[Problem details]:
Every line below should be repeated exactly.

(Extracts from a graphics dataset)
------------------------------------
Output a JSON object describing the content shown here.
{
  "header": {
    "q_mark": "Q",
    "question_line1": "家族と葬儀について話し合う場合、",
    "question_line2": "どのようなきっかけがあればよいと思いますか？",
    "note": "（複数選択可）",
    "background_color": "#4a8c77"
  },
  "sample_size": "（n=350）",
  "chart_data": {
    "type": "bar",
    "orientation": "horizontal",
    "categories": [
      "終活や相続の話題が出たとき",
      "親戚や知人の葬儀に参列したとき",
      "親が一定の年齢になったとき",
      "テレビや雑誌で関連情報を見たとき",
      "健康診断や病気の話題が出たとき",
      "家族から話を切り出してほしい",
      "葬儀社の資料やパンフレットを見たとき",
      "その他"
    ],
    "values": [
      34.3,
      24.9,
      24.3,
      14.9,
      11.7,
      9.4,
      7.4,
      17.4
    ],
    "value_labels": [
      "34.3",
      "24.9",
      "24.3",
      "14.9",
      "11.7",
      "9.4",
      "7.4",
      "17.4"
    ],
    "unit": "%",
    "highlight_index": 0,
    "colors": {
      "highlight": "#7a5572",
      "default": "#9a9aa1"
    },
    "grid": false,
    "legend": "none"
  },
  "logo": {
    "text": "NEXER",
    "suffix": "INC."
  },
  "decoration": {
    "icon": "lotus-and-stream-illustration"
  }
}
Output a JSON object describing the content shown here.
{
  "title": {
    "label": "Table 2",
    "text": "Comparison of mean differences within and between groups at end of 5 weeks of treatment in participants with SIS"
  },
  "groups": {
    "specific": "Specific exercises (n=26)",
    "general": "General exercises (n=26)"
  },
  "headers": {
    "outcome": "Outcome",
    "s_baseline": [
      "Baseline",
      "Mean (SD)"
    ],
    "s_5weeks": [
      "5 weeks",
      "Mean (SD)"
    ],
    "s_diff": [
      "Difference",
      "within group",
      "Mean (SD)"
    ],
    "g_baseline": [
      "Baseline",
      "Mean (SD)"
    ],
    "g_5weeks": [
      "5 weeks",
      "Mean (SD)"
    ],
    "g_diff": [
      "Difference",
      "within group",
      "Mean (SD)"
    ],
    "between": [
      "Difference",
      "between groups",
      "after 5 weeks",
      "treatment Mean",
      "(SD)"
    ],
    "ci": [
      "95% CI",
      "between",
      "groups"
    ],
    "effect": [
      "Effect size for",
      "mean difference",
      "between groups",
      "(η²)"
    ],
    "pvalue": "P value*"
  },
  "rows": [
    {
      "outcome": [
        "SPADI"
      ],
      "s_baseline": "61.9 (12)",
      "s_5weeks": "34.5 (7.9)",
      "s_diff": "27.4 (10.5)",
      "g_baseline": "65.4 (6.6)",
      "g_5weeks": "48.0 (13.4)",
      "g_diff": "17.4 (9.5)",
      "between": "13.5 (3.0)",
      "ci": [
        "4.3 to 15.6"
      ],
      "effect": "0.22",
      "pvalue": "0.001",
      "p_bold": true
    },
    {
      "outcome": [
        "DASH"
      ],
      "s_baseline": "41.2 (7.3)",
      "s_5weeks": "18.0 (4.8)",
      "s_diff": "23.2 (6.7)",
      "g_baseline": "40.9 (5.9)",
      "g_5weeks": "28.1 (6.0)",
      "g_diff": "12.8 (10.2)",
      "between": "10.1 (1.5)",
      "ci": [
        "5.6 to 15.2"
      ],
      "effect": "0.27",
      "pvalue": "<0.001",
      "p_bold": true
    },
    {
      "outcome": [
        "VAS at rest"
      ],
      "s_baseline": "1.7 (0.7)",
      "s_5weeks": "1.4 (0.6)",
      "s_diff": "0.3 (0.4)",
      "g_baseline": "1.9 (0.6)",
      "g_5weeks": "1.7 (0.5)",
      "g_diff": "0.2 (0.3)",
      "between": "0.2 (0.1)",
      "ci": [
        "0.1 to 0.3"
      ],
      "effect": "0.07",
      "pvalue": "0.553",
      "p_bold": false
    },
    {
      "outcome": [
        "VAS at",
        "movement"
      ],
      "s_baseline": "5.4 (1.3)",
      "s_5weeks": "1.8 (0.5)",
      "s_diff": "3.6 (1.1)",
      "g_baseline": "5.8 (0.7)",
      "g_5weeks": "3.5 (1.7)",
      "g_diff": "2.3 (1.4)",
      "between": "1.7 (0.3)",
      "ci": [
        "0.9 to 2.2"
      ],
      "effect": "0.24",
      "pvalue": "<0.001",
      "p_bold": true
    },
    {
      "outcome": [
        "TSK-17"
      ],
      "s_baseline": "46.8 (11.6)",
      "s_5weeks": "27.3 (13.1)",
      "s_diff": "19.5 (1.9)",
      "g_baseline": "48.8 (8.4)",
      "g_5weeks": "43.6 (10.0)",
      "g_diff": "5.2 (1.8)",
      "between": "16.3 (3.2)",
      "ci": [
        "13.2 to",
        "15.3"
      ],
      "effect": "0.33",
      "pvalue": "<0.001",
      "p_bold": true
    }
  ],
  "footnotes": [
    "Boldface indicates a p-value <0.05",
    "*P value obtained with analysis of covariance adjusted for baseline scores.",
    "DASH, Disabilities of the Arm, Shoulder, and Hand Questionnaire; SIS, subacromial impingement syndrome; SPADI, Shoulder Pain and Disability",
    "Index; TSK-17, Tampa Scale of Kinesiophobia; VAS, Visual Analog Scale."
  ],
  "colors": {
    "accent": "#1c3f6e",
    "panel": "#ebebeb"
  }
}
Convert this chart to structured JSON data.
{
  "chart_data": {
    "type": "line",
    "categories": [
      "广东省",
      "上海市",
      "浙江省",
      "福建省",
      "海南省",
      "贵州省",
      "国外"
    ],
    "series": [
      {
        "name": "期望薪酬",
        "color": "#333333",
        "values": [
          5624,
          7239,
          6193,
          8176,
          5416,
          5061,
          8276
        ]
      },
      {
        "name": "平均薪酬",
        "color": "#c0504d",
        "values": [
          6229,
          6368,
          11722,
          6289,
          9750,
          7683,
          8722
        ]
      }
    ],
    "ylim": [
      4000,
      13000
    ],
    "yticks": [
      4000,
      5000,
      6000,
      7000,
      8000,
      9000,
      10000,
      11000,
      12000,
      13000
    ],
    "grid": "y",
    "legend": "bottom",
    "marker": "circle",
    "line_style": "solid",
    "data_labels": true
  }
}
------------------------------------
[Solution]:
Output a JSON object describing the content shown here.
{
  "header": {
    "q_mark": "Q",
    "question_line1": "家族と葬儀について話し合う場合、",
    "question_line2": "どのようなきっかけがあればよいと思いますか？",
    "note": "（複数選択可）",
    "background_color": "#4a8c77"
  },
  "sample_size": "（n=350）",
  "chart_data": {
    "type": "bar",
    "orientation": "horizontal",
    "categories": [
      "終活や相続の話題が出たとき",
      "親戚や知人の葬儀に参列したとき",
      "親が一定の年齢になったとき",
      "テレビや雑誌で関連情報を見たとき",
      "健康診断や病気の話題が出たとき",
      "家族から話を切り出してほしい",
      "葬儀社の資料やパンフレットを見たとき",
      "その他"
    ],
    "values": [
      34.3,
      24.9,
      24.3,
      14.9,
      11.7,
      9.4,
      7.4,
      17.4
    ],
    "value_labels": [
      "34.3",
      "24.9",
      "24.3",
      "14.9",
      "11.7",
      "9.4",
      "7.4",
      "17.4"
    ],
    "unit": "%",
    "highlight_index": 0,
    "colors": {
      "highlight": "#7a5572",
      "default": "#9a9aa1"
    },
    "grid": false,
    "legend": "none"
  },
  "logo": {
    "text": "NEXER",
    "suffix": "INC."
  },
  "decoration": {
    "icon": "lotus-and-stream-illustration"
  }
}
Output a JSON object describing the content shown here.
{
  "title": {
    "label": "Table 2",
    "text": "Comparison of mean differences within and between groups at end of 5 weeks of treatment in participants with SIS"
  },
  "groups": {
    "specific": "Specific exercises (n=26)",
    "general": "General exercises (n=26)"
  },
  "headers": {
    "outcome": "Outcome",
    "s_baseline": [
      "Baseline",
      "Mean (SD)"
    ],
    "s_5weeks": [
      "5 weeks",
      "Mean (SD)"
    ],
    "s_diff": [
      "Difference",
      "within group",
      "Mean (SD)"
    ],
    "g_baseline": [
      "Baseline",
      "Mean (SD)"
    ],
    "g_5weeks": [
      "5 weeks",
      "Mean (SD)"
    ],
    "g_diff": [
      "Difference",
      "within group",
      "Mean (SD)"
    ],
    "between": [
      "Difference",
      "between groups",
      "after 5 weeks",
      "treatment Mean",
      "(SD)"
    ],
    "ci": [
      "95% CI",
      "between",
      "groups"
    ],
    "effect": [
      "Effect size for",
      "mean difference",
      "between groups",
      "(η²)"
    ],
    "pvalue": "P value*"
  },
  "rows": [
    {
      "outcome": [
        "SPADI"
      ],
      "s_baseline": "61.9 (12)",
      "s_5weeks": "34.5 (7.9)",
      "s_diff": "27.4 (10.5)",
      "g_baseline": "65.4 (6.6)",
      "g_5weeks": "48.0 (13.4)",
      "g_diff": "17.4 (9.5)",
      "between": "13.5 (3.0)",
      "ci": [
        "4.3 to 15.6"
      ],
      "effect": "0.22",
      "pvalue": "0.001",
      "p_bold": true
    },
    {
      "outcome": [
        "DASH"
      ],
      "s_baseline": "41.2 (7.3)",
      "s_5weeks": "18.0 (4.8)",
      "s_diff": "23.2 (6.7)",
      "g_baseline": "40.9 (5.9)",
      "g_5weeks": "28.1 (6.0)",
      "g_diff": "12.8 (10.2)",
      "between": "10.1 (1.5)",
      "ci": [
        "5.6 to 15.2"
      ],
      "effect": "0.27",
      "pvalue": "<0.001",
      "p_bold": true
    },
    {
      "outcome": [
        "VAS at rest"
      ],
      "s_baseline": "1.7 (0.7)",
      "s_5weeks": "1.4 (0.6)",
      "s_diff": "0.3 (0.4)",
      "g_baseline": "1.9 (0.6)",
      "g_5weeks": "1.7 (0.5)",
      "g_diff": "0.2 (0.3)",
      "between": "0.2 (0.1)",
      "ci": [
        "0.1 to 0.3"
      ],
      "effect": "0.07",
      "pvalue": "0.553",
      "p_bold": false
    },
    {
      "outcome": [
        "VAS at",
        "movement"
      ],
      "s_baseline": "5.4 (1.3)",
      "s_5weeks": "1.8 (0.5)",
      "s_diff": "3.6 (1.1)",
      "g_baseline": "5.8 (0.7)",
      "g_5weeks": "3.5 (1.7)",
      "g_diff": "2.3 (1.4)",
      "between": "1.7 (0.3)",
      "ci": [
        "0.9 to 2.2"
      ],
      "effect": "0.24",
      "pvalue": "<0.001",
      "p_bold": true
    },
    {
      "outcome": [
        "TSK-17"
      ],
      "s_baseline": "46.8 (11.6)",
      "s_5weeks": "27.3 (13.1)",
      "s_diff": "19.5 (1.9)",
      "g_baseline": "48.8 (8.4)",
      "g_5weeks": "43.6 (10.0)",
      "g_diff": "5.2 (1.8)",
      "between": "16.3 (3.2)",
      "ci": [
        "13.2 to",
        "15.3"
      ],
      "effect": "0.33",
      "pvalue": "<0.001",
      "p_bold": true
    }
  ],
  "footnotes": [
    "Boldface indicates a p-value <0.05",
    "*P value obtained with analysis of covariance adjusted for baseline scores.",
    "DASH, Disabilities of the Arm, Shoulder, and Hand Questionnaire; SIS, subacromial impingement syndrome; SPADI, Shoulder Pain and Disability",
    "Index; TSK-17, Tampa Scale of Kinesiophobia; VAS, Visual Analog Scale."
  ],
  "colors": {
    "accent": "#1c3f6e",
    "panel": "#ebebeb"
  }
}
Convert this chart to structured JSON data.
{
  "chart_data": {
    "type": "line",
    "categories": [
      "广东省",
      "上海市",
      "浙江省",
      "福建省",
      "海南省",
      "贵州省",
      "国外"
    ],
    "series": [
      {
        "name": "期望薪酬",
        "color": "#333333",
        "values": [
          5624,
          7239,
          6193,
          8176,
          5416,
          5061,
          8276
        ]
      },
      {
        "name": "平均薪酬",
        "color": "#c0504d",
        "values": [
          6229,
          6368,
          11722,
          6289,
          9750,
          7683,
          8722
        ]
      }
    ],
    "ylim": [
      4000,
      13000
    ],
    "yticks": [
      4000,
      5000,
      6000,
      7000,
      8000,
      9000,
      10000,
      11000,
      12000,
      13000
    ],
    "grid": "y",
    "legend": "bottom",
    "marker": "circle",
    "line_style": "solid",
    "data_labels": true
  }
}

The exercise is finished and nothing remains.